[INSTRUCTIONS FOR THE TASK]:
Transcribe the records in full, keeping every character as it is.

[DATASET ROWS]:
'''

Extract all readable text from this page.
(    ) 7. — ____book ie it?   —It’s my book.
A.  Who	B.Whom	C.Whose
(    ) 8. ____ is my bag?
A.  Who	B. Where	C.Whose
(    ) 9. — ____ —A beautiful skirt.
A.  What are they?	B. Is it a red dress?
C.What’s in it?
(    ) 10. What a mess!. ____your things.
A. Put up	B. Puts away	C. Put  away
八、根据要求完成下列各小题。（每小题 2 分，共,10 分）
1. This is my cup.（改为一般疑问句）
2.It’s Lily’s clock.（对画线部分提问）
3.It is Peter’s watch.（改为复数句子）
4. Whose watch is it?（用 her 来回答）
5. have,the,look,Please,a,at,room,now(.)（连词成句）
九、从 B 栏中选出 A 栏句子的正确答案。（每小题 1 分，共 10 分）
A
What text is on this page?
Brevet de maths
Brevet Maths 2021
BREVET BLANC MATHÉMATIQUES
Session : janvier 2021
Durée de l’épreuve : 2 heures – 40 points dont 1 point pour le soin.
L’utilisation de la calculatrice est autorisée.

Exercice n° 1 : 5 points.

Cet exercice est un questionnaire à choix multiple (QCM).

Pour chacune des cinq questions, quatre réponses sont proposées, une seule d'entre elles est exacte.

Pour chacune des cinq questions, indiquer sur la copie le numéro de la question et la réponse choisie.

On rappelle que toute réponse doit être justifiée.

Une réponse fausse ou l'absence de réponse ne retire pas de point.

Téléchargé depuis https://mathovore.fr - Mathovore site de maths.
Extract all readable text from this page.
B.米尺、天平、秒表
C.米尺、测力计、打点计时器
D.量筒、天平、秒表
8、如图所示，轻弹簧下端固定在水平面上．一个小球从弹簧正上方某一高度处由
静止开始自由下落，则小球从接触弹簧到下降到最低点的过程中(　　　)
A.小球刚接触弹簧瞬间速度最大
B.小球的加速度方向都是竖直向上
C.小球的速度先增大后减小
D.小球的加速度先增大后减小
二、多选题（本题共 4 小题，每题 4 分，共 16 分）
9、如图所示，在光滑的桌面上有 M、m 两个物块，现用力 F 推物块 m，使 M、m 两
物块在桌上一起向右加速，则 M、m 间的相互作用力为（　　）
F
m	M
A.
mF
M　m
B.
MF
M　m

'''

[FINISHED EXERCISE]:
Extract all readable text from this page.
(    ) 7. — ____book ie it?   —It’s my book.
A.  Who	B.Whom	C.Whose
(    ) 8. ____ is my bag?
A.  Who	B. Where	C.Whose
(    ) 9. — ____ —A beautiful skirt.
A.  What are they?	B. Is it a red dress?
C.What’s in it?
(    ) 10. What a mess!. ____your things.
A. Put up	B. Puts away	C. Put  away
八、根据要求完成下列各小题。（每小题 2 分，共,10 分）
1. This is my cup.（改为一般疑问句）
2.It’s Lily’s clock.（对画线部分提问）
3.It is Peter’s watch.（改为复数句子）
4. Whose watch is it?（用 her 来回答）
5. have,the,look,Please,a,at,room,now(.)（连词成句）
九、从 B 栏中选出 A 栏句子的正确答案。（每小题 1 分，共 10 分）
A
What text is on this page?
Brevet de maths
Brevet Maths 2021
BREVET BLANC MATHÉMATIQUES
Session : janvier 2021
Durée de l’épreuve : 2 heures – 40 points dont 1 point pour le soin.
L’utilisation de la calculatrice est autorisée.

Exercice n° 1 : 5 points.

Cet exercice est un questionnaire à choix multiple (QCM).

Pour chacune des cinq questions, quatre réponses sont proposées, une seule d'entre elles est exacte.

Pour chacune des cinq questions, indiquer sur la copie le numéro de la question et la réponse choisie.

On rappelle que toute réponse doit être justifiée.

Une réponse fausse ou l'absence de réponse ne retire pas de point.

Téléchargé depuis https://mathovore.fr - Mathovore site de maths.
Extract all readable text from this page.
B.米尺、天平、秒表
C.米尺、测力计、打点计时器
D.量筒、天平、秒表
8、如图所示，轻弹簧下端固定在水平面上．一个小球从弹簧正上方某一高度处由
静止开始自由下落，则小球从接触弹簧到下降到最低点的过程中(　　　)
A.小球刚接触弹簧瞬间速度最大
B.小球的加速度方向都是竖直向上
C.小球的速度先增大后减小
D.小球的加速度先增大后减小
二、多选题（本题共 4 小题，每题 4 分，共 16 分）
9、如图所示，在光滑的桌面上有 M、m 两个物块，现用力 F 推物块 m，使 M、m 两
物块在桌上一起向右加速，则 M、m 间的相互作用力为（　　）
F
m	M
A.
mF
M　m
B.
MF
M　m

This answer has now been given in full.